▸ **GIVEN PROBLEM**
Using the data below, copy each line that includes the word "guyanensis".
======== MATERIAL SHOWN
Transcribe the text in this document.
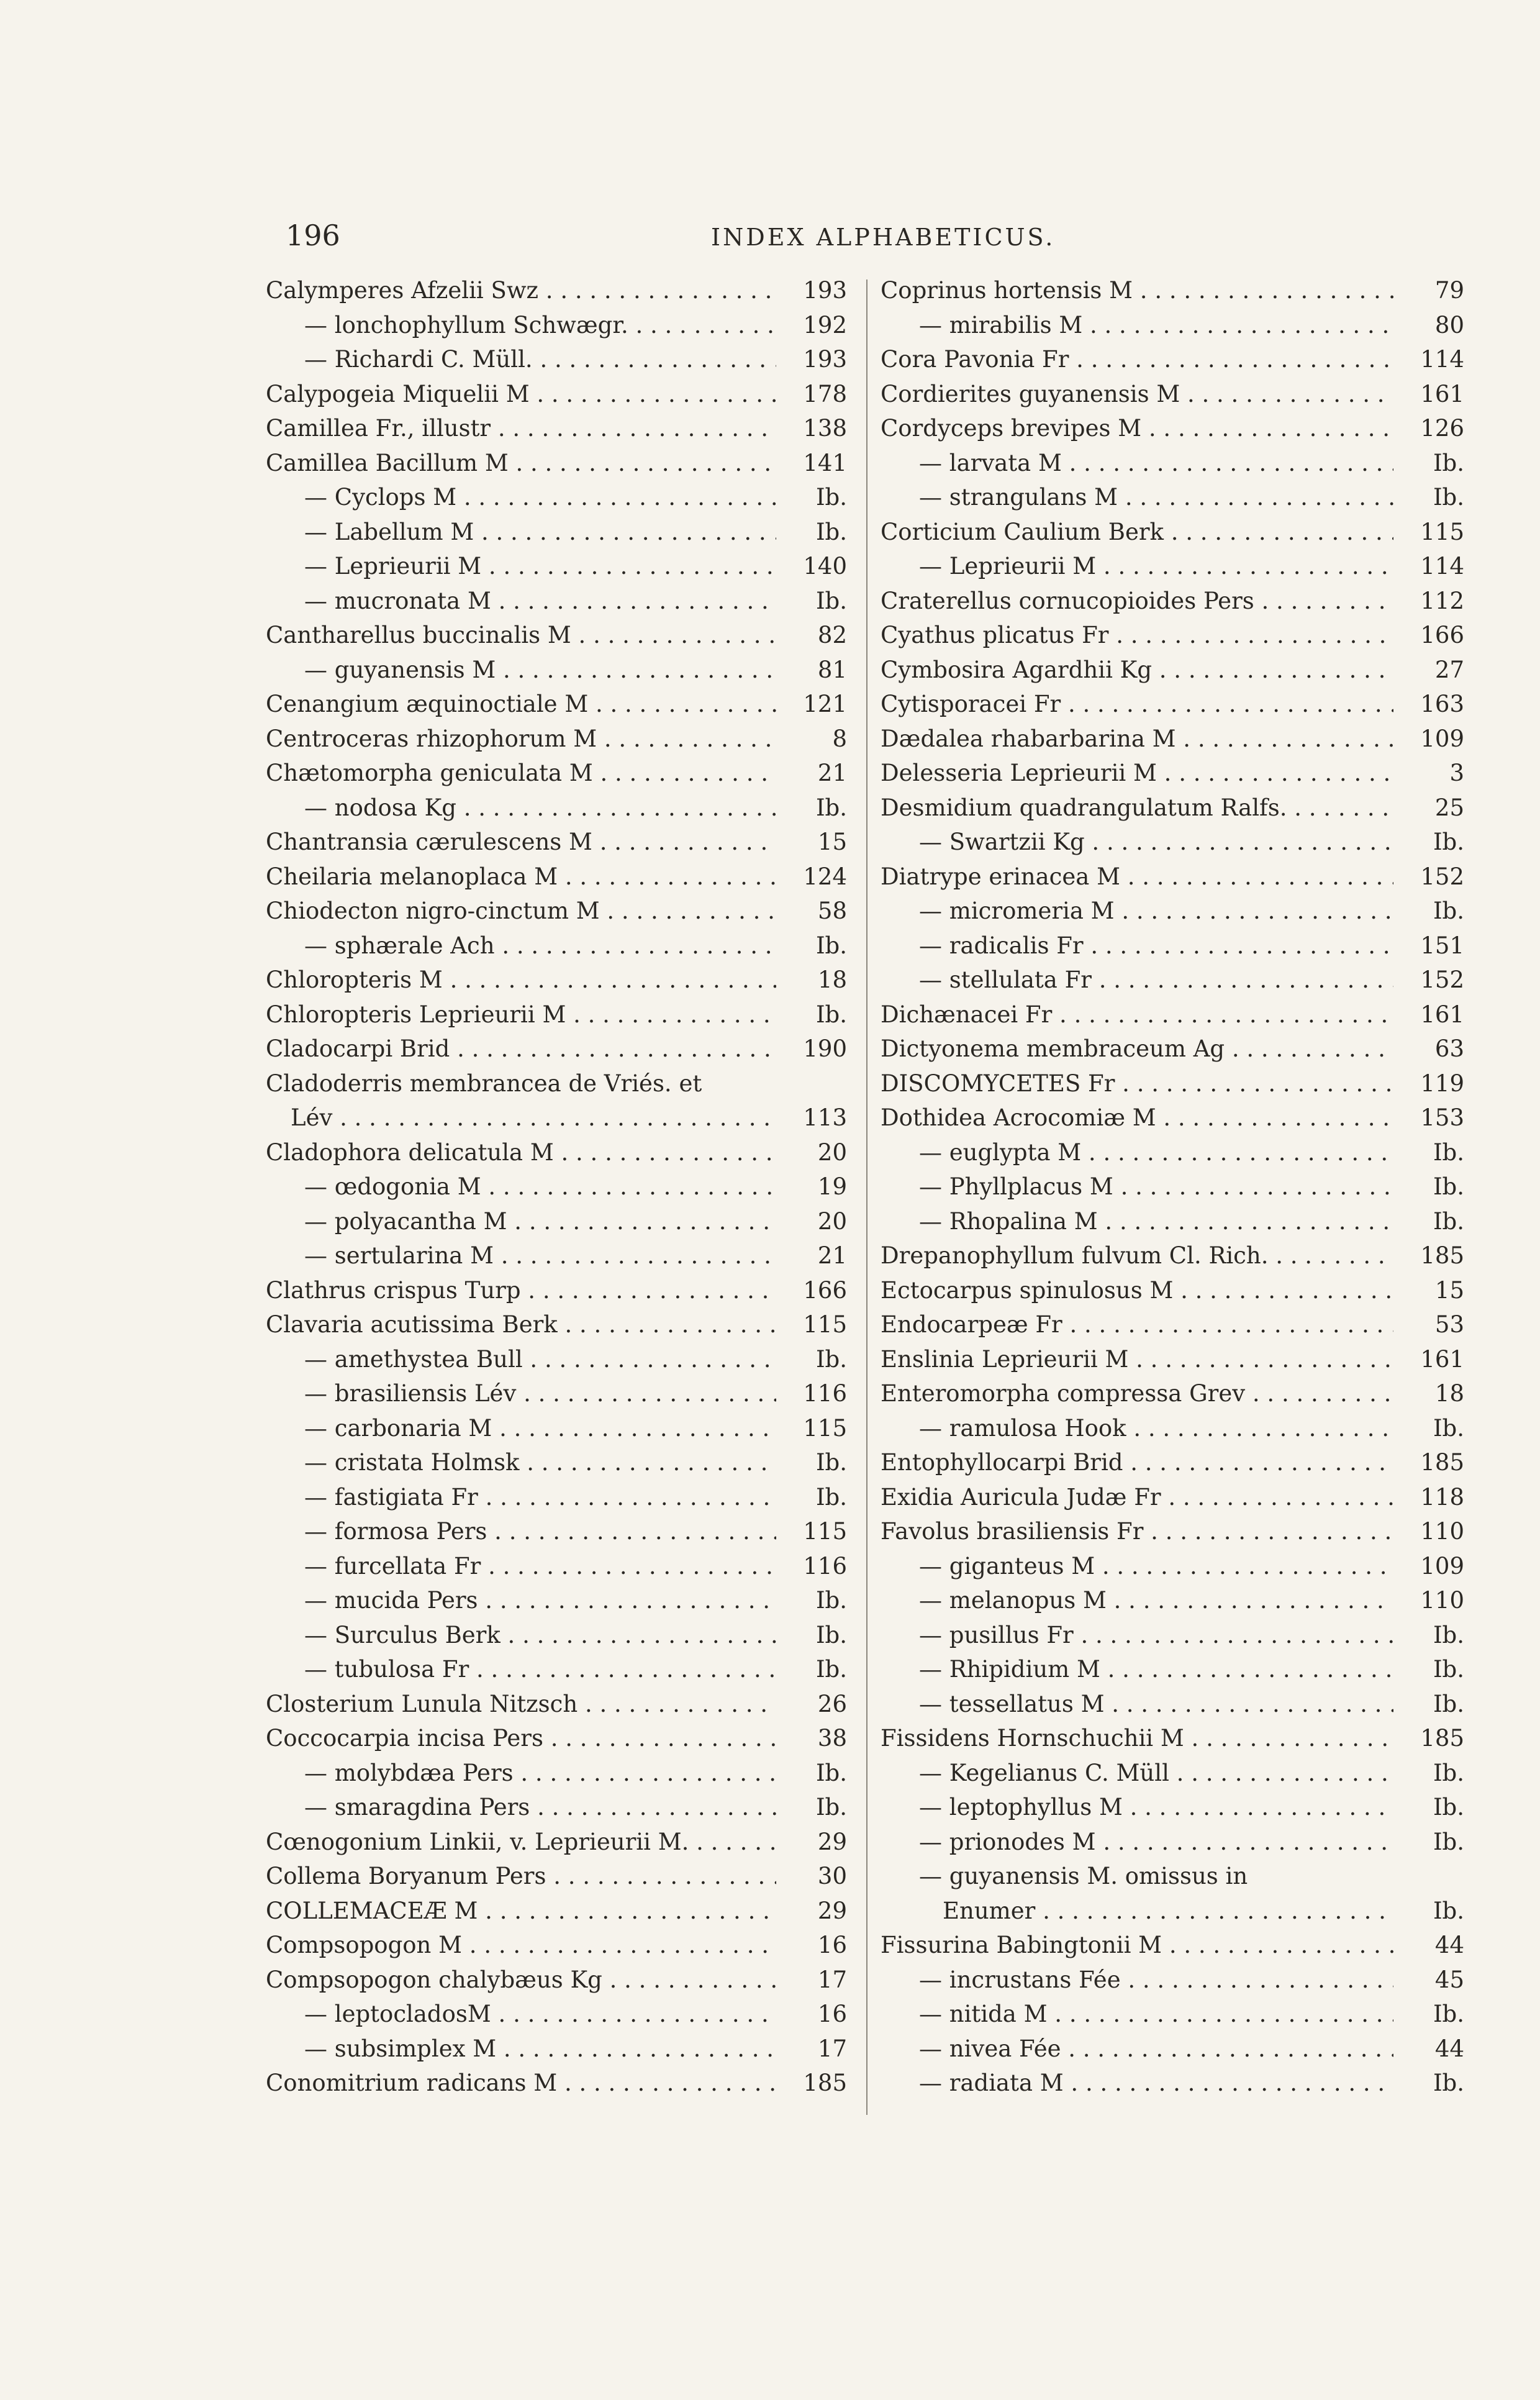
196	INDEX ALPHABETICUS.
Calymperes Afzelii Swz . . .	193
— lonchophyllum Schwægr. . . .	192
— Richardi C. Müll. . . .	193
Calypogeia Miquelii M . . .	178
Camillea Fr., illustr . . .	138
Camillea Bacillum M . . .	141
— Cyclops M . . .	Ib.
— Labellum M . . .	Ib.
— Leprieurii M . . .	140
— mucronata M . . .	Ib.
Cantharellus buccinalis M . . .	82
— guyanensis M . . .	81
Cenangium æquinoctiale M . . .	121
Centroceras rhizophorum M . . .	8
Chætomorpha geniculata M . . .	21
— nodosa Kg . . .	Ib.
Chantransia cærulescens M . . .	15
Cheilaria melanoplaca M . . .	124
Chiodecton nigro-cinctum M . . .	58
— sphærale Ach . . .	Ib.
Chloropteris M . . .	18
Chloropteris Leprieurii M . . .	Ib.
Cladocarpi Brid . . .	190
Cladoderris membrancea de Vriés. et
Lév . . .	113
Cladophora delicatula M . . .	20
— œdogonia M . . .	19
— polyacantha M . . .	20
— sertularina M . . .	21
Clathrus crispus Turp . . .	166
Clavaria acutissima Berk . . .	115
— amethystea Bull . . .	Ib.
— brasiliensis Lév . . .	116
— carbonaria M . . .	115
— cristata Holmsk . . .	Ib.
— fastigiata Fr . . .	Ib.
— formosa Pers . . .	115
— furcellata Fr . . .	116
— mucida Pers . . .	Ib.
— Surculus Berk . . .	Ib.
— tubulosa Fr . . .	Ib.
Closterium Lunula Nitzsch . . .	26
Coccocarpia incisa Pers . . .	38
— molybdæa Pers . . .	Ib.
— smaragdina Pers . . .	Ib.
Cœnogonium Linkii, v. Leprieurii M. . . .	29
Collema Boryanum Pers . . .	30
COLLEMACEÆ M . . .	29
Compsopogon M . . .	16
Compsopogon chalybæus Kg . . .	17
— leptocladosM . . .	16
— subsimplex M . . .	17
Conomitrium radicans M . . .	185
Coprinus hortensis M . . .	79
— mirabilis M . . .	80
Cora Pavonia Fr . . .	114
Cordierites guyanensis M . . .	161
Cordyceps brevipes M . . .	126
— larvata M . . .	Ib.
— strangulans M . . .	Ib.
Corticium Caulium Berk . . .	115
— Leprieurii M . . .	114
Craterellus cornucopioides Pers . . .	112
Cyathus plicatus Fr . . .	166
Cymbosira Agardhii Kg . . .	27
Cytisporacei Fr . . .	163
Dædalea rhabarbarina M . . .	109
Delesseria Leprieurii M . . .	3
Desmidium quadrangulatum Ralfs. . . .	25
— Swartzii Kg . . .	Ib.
Diatrype erinacea M . . .	152
— micromeria M . . .	Ib.
— radicalis Fr . . .	151
— stellulata Fr . . .	152
Dichænacei Fr . . .	161
Dictyonema membraceum Ag . . .	63
DISCOMYCETES Fr . . .	119
Dothidea Acrocomiæ M . . .	153
— euglypta M . . .	Ib.
— Phyllplacus M . . .	Ib.
— Rhopalina M . . .	Ib.
Drepanophyllum fulvum Cl. Rich. . . .	185
Ectocarpus spinulosus M . . .	15
Endocarpeæ Fr . . .	53
Enslinia Leprieurii M . . .	161
Enteromorpha compressa Grev . . .	18
— ramulosa Hook . . .	Ib.
Entophyllocarpi Brid . . .	185
Exidia Auricula Judæ Fr . . .	118
Favolus brasiliensis Fr . . .	110
— giganteus M . . .	109
— melanopus M . . .	110
— pusillus Fr . . .	Ib.
— Rhipidium M . . .	Ib.
— tessellatus M . . .	Ib.
Fissidens Hornschuchii M . . .	185
— Kegelianus C. Müll . . .	Ib.
— leptophyllus M . . .	Ib.
— prionodes M . . .	Ib.
— guyanensis M. omissus in
Enumer . . .	Ib.
Fissurina Babingtonii M . . .	44
— incrustans Fée . . .	45
— nitida M . . .	Ib.
— nivea Fée . . .	44
— radiata M . . .	Ib.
================
▸ **RESPONSE TO THIS EXERCISE**
— guyanensis M . . .	81
Cordierites guyanensis M . . .	161
— guyanensis M. omissus in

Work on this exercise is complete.